--- begin The input ---

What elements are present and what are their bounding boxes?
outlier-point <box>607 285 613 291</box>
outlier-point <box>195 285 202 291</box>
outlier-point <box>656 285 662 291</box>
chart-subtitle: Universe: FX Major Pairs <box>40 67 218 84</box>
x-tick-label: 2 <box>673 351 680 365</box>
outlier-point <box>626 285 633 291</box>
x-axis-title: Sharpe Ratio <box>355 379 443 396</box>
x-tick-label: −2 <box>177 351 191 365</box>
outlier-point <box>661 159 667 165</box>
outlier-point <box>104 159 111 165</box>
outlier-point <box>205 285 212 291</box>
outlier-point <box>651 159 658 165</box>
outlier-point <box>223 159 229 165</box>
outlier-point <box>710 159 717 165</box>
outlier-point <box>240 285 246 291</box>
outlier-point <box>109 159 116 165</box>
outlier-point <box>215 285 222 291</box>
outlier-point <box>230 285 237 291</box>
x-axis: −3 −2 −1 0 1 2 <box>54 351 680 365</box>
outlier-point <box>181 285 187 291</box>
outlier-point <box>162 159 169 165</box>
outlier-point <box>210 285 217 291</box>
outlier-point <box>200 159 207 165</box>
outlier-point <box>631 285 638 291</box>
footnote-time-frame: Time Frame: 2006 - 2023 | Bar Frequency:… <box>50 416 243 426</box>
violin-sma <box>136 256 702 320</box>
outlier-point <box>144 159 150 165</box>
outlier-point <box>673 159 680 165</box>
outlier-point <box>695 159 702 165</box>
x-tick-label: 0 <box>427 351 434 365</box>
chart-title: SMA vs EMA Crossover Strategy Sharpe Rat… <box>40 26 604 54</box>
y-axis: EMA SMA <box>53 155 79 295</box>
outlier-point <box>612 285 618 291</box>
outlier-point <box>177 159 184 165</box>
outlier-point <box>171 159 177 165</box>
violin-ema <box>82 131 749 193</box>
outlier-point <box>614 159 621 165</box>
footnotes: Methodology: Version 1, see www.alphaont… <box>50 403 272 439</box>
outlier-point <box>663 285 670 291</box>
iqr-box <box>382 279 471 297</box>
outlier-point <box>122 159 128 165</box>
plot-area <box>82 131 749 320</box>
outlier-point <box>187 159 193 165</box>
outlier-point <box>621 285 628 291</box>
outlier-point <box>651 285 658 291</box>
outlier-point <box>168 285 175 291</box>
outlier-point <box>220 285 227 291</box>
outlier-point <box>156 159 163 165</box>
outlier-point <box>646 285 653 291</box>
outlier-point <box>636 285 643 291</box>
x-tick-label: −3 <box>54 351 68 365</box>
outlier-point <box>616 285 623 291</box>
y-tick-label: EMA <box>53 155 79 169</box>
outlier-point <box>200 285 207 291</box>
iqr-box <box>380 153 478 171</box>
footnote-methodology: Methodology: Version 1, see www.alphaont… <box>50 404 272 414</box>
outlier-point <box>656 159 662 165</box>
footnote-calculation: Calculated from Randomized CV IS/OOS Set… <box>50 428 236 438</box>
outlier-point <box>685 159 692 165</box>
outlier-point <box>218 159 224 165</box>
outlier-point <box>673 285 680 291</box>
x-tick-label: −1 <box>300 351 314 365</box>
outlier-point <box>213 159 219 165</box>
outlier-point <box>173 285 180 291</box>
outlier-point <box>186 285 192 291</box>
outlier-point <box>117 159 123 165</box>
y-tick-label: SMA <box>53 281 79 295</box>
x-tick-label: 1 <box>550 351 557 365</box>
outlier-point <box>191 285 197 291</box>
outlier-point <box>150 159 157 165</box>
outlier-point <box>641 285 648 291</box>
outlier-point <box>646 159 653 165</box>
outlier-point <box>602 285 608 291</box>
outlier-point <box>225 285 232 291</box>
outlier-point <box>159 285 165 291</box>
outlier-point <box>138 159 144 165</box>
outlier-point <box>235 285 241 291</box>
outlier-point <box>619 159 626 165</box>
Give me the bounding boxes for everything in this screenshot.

--- end The input ---
--- begin The input ---

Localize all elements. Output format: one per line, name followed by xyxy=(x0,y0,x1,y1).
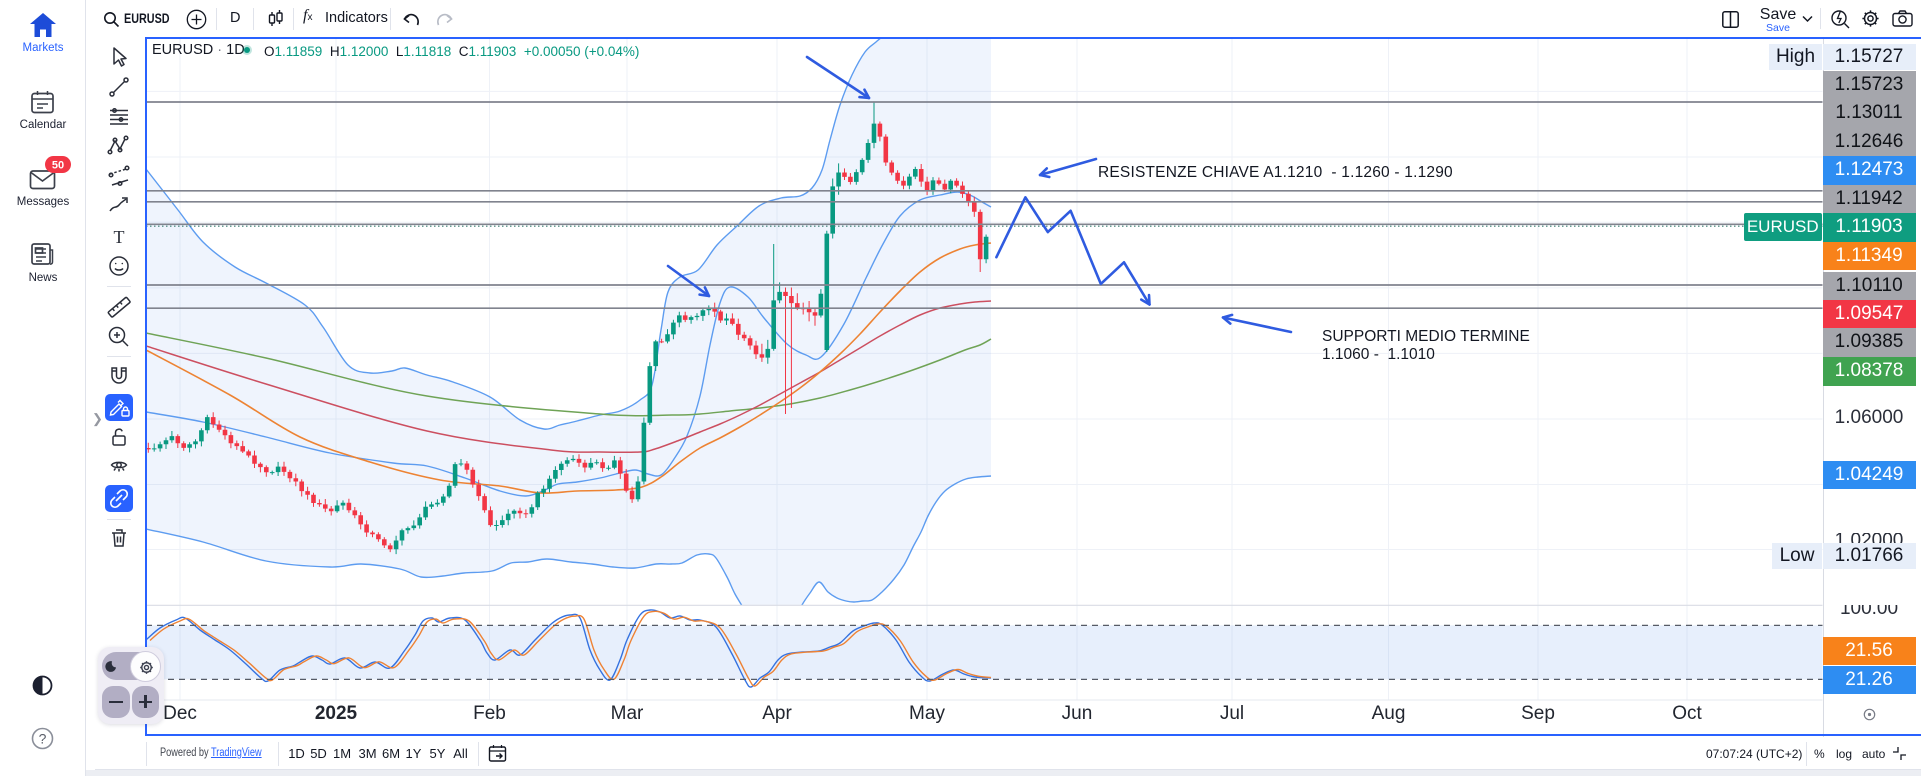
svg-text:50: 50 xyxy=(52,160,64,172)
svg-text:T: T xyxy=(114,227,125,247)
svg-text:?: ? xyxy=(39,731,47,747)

--- end The input ---

Set task:
Rewrite everything from the line containing "What elements are" down to the line containing "outlier-point <box>612 285 618 291</box>", changing "x-tick-label" to "tick-label" and leaving all else as it is.

Exercise result:
What elements are present and what are their bounding boxes?
outlier-point <box>607 285 613 291</box>
outlier-point <box>195 285 202 291</box>
outlier-point <box>656 285 662 291</box>
chart-subtitle: Universe: FX Major Pairs <box>40 67 218 84</box>
tick-label: 2 <box>673 351 680 365</box>
outlier-point <box>626 285 633 291</box>
x-axis-title: Sharpe Ratio <box>355 379 443 396</box>
tick-label: −2 <box>177 351 191 365</box>
outlier-point <box>661 159 667 165</box>
outlier-point <box>104 159 111 165</box>
outlier-point <box>205 285 212 291</box>
outlier-point <box>651 159 658 165</box>
outlier-point <box>223 159 229 165</box>
outlier-point <box>710 159 717 165</box>
outlier-point <box>240 285 246 291</box>
outlier-point <box>109 159 116 165</box>
outlier-point <box>215 285 222 291</box>
outlier-point <box>230 285 237 291</box>
x-axis: −3 −2 −1 0 1 2 <box>54 351 680 365</box>
outlier-point <box>181 285 187 291</box>
outlier-point <box>162 159 169 165</box>
outlier-point <box>210 285 217 291</box>
outlier-point <box>200 159 207 165</box>
outlier-point <box>631 285 638 291</box>
footnote-time-frame: Time Frame: 2006 - 2023 | Bar Frequency:… <box>50 416 243 426</box>
violin-sma <box>136 256 702 320</box>
outlier-point <box>144 159 150 165</box>
outlier-point <box>673 159 680 165</box>
outlier-point <box>695 159 702 165</box>
tick-label: 0 <box>427 351 434 365</box>
chart-title: SMA vs EMA Crossover Strategy Sharpe Rat… <box>40 26 604 54</box>
y-axis: EMA SMA <box>53 155 79 295</box>
outlier-point <box>612 285 618 291</box>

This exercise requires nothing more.